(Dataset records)
___

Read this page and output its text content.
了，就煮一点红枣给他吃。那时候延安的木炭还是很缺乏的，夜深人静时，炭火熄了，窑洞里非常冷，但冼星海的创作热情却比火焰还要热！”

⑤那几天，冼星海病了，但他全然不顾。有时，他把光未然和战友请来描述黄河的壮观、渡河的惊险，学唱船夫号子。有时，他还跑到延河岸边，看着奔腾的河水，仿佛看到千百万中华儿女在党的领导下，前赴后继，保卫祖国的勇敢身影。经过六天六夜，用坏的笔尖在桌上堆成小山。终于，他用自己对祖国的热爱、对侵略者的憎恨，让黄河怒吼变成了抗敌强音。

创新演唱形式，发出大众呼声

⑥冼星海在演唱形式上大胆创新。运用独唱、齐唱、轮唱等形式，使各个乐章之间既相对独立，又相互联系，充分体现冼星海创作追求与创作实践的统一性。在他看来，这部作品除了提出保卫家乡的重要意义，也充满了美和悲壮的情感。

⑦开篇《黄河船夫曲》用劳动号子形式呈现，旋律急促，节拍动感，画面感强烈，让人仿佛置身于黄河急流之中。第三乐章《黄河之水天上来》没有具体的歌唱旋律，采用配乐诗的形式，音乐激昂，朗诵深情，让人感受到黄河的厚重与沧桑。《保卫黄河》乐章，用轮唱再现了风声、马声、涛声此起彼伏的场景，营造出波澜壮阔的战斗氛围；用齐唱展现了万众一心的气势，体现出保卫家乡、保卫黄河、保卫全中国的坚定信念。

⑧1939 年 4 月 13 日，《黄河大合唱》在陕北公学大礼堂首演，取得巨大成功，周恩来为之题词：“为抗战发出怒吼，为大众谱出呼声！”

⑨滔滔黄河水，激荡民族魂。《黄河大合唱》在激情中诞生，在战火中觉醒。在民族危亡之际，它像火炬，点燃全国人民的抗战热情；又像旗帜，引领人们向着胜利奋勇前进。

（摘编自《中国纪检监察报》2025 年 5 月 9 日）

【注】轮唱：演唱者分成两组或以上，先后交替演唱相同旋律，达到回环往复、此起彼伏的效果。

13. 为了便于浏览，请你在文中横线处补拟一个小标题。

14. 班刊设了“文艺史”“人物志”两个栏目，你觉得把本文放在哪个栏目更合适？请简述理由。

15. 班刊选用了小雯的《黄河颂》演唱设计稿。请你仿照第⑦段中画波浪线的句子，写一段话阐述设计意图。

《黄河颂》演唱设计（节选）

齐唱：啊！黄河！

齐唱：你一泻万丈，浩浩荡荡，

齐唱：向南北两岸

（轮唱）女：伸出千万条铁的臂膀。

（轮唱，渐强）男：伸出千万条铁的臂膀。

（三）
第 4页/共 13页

___

INSTRUCTIONS TO FOLLOW: Copy each record from above exactly, and include every line.

EXPECTED OUTPUT:
Read this page and output its text content.
了，就煮一点红枣给他吃。那时候延安的木炭还是很缺乏的，夜深人静时，炭火熄了，窑洞里非常冷，但冼星海的创作热情却比火焰还要热！”

⑤那几天，冼星海病了，但他全然不顾。有时，他把光未然和战友请来描述黄河的壮观、渡河的惊险，学唱船夫号子。有时，他还跑到延河岸边，看着奔腾的河水，仿佛看到千百万中华儿女在党的领导下，前赴后继，保卫祖国的勇敢身影。经过六天六夜，用坏的笔尖在桌上堆成小山。终于，他用自己对祖国的热爱、对侵略者的憎恨，让黄河怒吼变成了抗敌强音。

创新演唱形式，发出大众呼声

⑥冼星海在演唱形式上大胆创新。运用独唱、齐唱、轮唱等形式，使各个乐章之间既相对独立，又相互联系，充分体现冼星海创作追求与创作实践的统一性。在他看来，这部作品除了提出保卫家乡的重要意义，也充满了美和悲壮的情感。

⑦开篇《黄河船夫曲》用劳动号子形式呈现，旋律急促，节拍动感，画面感强烈，让人仿佛置身于黄河急流之中。第三乐章《黄河之水天上来》没有具体的歌唱旋律，采用配乐诗的形式，音乐激昂，朗诵深情，让人感受到黄河的厚重与沧桑。《保卫黄河》乐章，用轮唱再现了风声、马声、涛声此起彼伏的场景，营造出波澜壮阔的战斗氛围；用齐唱展现了万众一心的气势，体现出保卫家乡、保卫黄河、保卫全中国的坚定信念。

⑧1939 年 4 月 13 日，《黄河大合唱》在陕北公学大礼堂首演，取得巨大成功，周恩来为之题词：“为抗战发出怒吼，为大众谱出呼声！”

⑨滔滔黄河水，激荡民族魂。《黄河大合唱》在激情中诞生，在战火中觉醒。在民族危亡之际，它像火炬，点燃全国人民的抗战热情；又像旗帜，引领人们向着胜利奋勇前进。

（摘编自《中国纪检监察报》2025 年 5 月 9 日）

【注】轮唱：演唱者分成两组或以上，先后交替演唱相同旋律，达到回环往复、此起彼伏的效果。

13. 为了便于浏览，请你在文中横线处补拟一个小标题。

14. 班刊设了“文艺史”“人物志”两个栏目，你觉得把本文放在哪个栏目更合适？请简述理由。

15. 班刊选用了小雯的《黄河颂》演唱设计稿。请你仿照第⑦段中画波浪线的句子，写一段话阐述设计意图。

《黄河颂》演唱设计（节选）

齐唱：啊！黄河！

齐唱：你一泻万丈，浩浩荡荡，

齐唱：向南北两岸

（轮唱）女：伸出千万条铁的臂膀。

（轮唱，渐强）男：伸出千万条铁的臂膀。

（三）
第 4页/共 13页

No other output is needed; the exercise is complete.